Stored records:
•••••

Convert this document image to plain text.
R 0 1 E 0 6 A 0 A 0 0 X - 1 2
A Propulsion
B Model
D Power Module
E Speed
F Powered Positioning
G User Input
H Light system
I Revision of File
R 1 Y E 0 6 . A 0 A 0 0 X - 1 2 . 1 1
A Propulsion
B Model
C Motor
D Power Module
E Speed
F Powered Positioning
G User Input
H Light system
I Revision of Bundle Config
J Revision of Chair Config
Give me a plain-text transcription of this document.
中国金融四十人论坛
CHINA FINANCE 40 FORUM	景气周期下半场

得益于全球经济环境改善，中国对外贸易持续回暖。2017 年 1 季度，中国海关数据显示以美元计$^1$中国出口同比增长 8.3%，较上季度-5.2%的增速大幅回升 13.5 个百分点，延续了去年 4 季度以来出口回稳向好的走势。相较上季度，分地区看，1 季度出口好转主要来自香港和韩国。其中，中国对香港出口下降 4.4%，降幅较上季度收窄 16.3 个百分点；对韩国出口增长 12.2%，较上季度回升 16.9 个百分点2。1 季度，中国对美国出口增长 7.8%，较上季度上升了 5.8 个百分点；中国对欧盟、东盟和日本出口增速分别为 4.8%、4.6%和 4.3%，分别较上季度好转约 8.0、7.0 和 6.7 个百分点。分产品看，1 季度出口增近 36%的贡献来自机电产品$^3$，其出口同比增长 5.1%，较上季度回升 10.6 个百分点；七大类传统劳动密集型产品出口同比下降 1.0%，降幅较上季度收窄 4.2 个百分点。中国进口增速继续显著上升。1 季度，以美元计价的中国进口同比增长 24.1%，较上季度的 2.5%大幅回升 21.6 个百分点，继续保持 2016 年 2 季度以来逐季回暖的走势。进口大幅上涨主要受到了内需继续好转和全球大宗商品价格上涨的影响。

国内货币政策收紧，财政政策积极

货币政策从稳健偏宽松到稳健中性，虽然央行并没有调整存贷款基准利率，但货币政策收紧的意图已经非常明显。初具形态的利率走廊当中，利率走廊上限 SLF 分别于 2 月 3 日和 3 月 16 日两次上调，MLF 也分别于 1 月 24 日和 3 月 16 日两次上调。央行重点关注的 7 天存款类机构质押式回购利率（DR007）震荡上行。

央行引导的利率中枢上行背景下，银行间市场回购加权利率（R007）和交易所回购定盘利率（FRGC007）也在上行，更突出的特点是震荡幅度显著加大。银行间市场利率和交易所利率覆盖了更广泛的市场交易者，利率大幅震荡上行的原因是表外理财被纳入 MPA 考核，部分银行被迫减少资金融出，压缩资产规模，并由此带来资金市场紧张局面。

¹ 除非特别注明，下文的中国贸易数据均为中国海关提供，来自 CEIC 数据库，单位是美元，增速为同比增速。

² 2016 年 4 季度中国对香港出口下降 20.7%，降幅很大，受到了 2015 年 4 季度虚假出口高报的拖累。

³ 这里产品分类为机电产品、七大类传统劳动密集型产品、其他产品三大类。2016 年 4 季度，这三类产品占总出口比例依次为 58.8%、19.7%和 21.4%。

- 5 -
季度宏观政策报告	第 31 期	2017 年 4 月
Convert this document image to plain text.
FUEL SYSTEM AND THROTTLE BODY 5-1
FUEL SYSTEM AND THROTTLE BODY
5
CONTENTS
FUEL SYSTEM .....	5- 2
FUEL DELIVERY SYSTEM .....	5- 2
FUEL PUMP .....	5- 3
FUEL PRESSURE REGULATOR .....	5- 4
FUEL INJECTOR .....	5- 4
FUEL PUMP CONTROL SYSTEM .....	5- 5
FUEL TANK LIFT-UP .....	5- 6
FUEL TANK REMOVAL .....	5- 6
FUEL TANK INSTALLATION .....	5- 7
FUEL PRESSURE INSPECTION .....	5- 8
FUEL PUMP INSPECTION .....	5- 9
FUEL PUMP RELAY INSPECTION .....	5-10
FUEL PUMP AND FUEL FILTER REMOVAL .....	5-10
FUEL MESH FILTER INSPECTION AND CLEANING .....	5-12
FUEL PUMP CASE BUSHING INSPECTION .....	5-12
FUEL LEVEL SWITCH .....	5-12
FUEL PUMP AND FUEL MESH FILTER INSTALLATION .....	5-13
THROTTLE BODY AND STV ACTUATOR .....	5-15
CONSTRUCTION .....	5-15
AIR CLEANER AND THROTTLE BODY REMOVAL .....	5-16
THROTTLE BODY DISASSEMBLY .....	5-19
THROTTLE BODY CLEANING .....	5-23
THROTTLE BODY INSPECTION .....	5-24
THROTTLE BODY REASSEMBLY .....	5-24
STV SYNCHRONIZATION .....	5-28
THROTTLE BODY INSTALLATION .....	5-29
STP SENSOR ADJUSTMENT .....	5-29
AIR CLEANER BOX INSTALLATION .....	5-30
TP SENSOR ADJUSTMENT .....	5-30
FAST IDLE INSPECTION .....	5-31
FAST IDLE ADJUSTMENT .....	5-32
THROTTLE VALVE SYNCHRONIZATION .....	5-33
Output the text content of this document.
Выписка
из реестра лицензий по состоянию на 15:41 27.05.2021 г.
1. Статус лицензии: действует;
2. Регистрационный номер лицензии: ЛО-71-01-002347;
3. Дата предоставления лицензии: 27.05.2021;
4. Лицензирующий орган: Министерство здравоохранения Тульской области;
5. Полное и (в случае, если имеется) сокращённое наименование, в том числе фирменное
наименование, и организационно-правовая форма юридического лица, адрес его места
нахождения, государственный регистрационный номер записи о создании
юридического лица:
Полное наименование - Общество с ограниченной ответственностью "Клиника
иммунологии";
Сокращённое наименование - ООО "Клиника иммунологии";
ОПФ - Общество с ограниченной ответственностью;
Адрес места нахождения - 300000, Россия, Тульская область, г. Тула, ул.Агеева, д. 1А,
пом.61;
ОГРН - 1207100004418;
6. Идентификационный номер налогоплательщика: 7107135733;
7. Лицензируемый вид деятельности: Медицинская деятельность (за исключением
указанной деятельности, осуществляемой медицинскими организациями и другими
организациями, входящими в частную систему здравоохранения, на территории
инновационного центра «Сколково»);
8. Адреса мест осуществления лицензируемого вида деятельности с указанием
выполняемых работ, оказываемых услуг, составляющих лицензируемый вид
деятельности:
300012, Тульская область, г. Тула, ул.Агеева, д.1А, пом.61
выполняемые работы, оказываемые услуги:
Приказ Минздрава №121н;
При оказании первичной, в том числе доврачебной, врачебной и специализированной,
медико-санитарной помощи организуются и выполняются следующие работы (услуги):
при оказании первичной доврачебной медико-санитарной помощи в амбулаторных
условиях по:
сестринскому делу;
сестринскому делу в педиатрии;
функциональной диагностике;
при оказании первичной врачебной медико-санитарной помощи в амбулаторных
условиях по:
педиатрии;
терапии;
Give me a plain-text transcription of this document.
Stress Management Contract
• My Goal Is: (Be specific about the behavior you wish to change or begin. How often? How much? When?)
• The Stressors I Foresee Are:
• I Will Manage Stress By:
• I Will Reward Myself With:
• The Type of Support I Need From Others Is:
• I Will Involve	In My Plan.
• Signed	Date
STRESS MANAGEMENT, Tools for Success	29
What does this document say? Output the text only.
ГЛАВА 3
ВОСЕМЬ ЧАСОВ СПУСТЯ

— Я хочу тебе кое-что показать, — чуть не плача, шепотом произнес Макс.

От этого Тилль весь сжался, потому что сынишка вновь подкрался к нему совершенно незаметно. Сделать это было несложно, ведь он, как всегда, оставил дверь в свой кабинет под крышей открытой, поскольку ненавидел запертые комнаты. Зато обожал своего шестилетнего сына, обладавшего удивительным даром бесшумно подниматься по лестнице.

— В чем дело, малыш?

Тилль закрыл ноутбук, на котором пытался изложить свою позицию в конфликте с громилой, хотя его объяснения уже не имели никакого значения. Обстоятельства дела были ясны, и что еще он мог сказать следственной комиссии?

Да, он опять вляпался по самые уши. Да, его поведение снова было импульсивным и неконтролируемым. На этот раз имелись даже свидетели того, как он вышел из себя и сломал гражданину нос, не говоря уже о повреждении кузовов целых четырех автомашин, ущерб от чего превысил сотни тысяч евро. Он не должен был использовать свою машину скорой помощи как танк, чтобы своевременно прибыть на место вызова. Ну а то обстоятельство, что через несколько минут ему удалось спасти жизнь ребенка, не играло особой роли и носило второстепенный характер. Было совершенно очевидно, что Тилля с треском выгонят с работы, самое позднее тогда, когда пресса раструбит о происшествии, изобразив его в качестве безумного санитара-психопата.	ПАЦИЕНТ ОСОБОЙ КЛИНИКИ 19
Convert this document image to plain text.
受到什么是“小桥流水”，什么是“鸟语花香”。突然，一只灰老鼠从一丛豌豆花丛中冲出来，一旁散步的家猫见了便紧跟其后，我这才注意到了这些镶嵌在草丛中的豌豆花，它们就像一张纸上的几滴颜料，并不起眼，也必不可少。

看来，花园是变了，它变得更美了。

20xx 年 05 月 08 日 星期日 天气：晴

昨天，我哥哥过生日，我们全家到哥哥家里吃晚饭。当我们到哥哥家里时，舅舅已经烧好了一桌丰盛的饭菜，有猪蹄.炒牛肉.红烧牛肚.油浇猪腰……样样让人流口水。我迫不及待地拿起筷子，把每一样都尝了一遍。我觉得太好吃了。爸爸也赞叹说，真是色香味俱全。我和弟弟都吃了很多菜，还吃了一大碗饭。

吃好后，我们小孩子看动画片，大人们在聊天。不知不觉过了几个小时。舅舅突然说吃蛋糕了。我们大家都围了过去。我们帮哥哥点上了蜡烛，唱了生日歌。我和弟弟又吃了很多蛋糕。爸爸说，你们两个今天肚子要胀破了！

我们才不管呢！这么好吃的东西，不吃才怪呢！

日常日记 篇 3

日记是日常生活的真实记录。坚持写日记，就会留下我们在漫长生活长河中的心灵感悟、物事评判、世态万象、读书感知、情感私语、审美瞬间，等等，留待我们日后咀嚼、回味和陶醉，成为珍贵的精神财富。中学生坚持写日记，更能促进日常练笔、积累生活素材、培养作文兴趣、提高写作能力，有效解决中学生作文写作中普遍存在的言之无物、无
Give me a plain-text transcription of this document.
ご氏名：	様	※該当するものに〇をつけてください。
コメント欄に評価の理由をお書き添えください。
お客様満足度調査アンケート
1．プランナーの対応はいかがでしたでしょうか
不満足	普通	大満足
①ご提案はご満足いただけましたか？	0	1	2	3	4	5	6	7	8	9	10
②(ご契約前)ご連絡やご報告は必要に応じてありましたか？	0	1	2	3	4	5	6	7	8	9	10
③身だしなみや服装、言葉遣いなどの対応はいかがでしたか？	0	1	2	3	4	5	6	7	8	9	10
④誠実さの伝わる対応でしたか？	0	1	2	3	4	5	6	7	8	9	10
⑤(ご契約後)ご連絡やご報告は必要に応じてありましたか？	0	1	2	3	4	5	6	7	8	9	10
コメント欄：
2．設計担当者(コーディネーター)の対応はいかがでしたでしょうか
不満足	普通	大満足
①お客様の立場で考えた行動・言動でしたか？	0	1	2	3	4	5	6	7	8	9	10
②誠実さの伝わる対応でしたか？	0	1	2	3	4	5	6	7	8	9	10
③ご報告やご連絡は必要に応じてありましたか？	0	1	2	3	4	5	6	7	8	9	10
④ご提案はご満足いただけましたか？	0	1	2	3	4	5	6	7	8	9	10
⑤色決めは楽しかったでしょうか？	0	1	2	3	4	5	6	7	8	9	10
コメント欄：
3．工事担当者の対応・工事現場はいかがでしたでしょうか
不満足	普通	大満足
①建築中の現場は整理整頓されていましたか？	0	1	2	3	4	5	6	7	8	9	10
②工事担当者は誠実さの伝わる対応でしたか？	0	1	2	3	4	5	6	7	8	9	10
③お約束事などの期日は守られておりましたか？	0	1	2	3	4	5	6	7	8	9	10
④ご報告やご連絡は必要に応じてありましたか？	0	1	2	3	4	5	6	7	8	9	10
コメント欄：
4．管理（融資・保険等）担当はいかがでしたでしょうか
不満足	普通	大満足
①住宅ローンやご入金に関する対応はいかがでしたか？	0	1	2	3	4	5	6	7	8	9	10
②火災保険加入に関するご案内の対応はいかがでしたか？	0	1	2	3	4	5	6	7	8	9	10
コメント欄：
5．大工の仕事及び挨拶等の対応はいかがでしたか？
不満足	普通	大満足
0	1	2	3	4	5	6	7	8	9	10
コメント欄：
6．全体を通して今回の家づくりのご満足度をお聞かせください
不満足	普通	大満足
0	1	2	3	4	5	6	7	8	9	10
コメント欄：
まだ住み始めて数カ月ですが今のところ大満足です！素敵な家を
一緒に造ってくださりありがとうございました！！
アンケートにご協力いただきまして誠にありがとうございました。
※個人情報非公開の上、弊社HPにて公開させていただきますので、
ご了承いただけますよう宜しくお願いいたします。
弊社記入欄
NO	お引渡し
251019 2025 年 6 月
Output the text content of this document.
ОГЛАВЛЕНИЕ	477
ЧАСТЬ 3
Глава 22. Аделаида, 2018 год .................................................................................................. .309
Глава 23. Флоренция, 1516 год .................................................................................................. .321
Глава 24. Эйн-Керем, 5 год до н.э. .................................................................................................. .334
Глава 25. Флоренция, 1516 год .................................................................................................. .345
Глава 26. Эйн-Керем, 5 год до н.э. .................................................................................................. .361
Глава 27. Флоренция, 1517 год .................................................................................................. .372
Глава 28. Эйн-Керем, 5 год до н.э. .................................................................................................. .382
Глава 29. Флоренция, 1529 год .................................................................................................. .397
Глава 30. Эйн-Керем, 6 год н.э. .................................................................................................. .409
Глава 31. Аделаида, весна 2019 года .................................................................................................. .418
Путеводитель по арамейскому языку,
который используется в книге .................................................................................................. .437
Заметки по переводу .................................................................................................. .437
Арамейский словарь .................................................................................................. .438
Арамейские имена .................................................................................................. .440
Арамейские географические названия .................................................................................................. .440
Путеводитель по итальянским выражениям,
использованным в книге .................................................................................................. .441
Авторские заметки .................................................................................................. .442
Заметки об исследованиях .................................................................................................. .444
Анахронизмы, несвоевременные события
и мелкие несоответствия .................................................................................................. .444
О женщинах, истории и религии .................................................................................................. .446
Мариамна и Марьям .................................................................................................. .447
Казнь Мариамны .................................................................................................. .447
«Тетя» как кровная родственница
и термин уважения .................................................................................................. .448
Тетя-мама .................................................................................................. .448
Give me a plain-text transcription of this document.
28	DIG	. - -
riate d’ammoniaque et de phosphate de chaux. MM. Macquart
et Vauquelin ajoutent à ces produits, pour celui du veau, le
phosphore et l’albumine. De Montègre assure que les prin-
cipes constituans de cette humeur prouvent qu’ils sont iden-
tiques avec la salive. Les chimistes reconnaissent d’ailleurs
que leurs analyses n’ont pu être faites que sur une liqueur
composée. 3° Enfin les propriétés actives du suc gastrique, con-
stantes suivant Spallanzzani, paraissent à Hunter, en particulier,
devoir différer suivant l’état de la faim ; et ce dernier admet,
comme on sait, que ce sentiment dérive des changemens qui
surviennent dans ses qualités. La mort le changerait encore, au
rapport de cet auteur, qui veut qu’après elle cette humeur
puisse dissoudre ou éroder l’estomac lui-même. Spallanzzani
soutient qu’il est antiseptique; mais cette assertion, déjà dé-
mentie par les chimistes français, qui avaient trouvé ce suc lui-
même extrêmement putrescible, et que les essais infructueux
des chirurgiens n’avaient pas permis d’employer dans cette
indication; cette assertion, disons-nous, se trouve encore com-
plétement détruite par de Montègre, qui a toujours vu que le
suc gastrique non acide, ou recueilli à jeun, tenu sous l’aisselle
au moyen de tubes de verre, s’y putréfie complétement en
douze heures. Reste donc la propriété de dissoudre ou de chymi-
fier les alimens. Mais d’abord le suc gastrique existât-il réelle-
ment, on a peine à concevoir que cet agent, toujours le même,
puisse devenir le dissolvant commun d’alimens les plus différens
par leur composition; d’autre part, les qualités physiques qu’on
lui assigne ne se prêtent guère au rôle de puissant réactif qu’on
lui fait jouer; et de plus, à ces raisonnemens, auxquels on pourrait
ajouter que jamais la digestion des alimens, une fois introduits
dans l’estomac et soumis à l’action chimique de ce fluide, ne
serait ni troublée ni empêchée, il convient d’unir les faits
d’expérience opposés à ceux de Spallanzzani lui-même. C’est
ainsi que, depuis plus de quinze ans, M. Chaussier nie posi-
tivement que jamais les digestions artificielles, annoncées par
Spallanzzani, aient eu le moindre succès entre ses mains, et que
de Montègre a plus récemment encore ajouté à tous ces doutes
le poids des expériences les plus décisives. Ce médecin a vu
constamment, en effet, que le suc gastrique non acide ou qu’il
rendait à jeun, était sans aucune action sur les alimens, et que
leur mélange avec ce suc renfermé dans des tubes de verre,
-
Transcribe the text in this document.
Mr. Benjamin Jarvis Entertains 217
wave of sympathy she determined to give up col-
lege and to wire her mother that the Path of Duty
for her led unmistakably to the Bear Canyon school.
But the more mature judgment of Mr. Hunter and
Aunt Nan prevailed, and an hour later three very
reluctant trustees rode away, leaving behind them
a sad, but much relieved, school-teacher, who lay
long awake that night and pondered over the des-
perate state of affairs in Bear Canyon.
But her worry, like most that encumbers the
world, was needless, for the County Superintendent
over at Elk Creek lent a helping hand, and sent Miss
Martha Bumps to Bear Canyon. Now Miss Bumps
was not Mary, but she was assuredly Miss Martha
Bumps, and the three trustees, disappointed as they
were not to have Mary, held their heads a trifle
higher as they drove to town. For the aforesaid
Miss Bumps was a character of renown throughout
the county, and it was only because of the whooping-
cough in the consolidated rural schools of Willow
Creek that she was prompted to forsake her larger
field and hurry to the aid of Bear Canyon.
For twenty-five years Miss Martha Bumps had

•••••

DESCRIPTION OF THE TASK:
From the material above, copy each line that includes the word "нахождения".

RESPONSE TO THIS TASK:
нахождения, государственный регистрационный номер записи о создании
Адрес места нахождения - 300000, Россия, Тульская область, г. Тула, ул.Агеева, д. 1А,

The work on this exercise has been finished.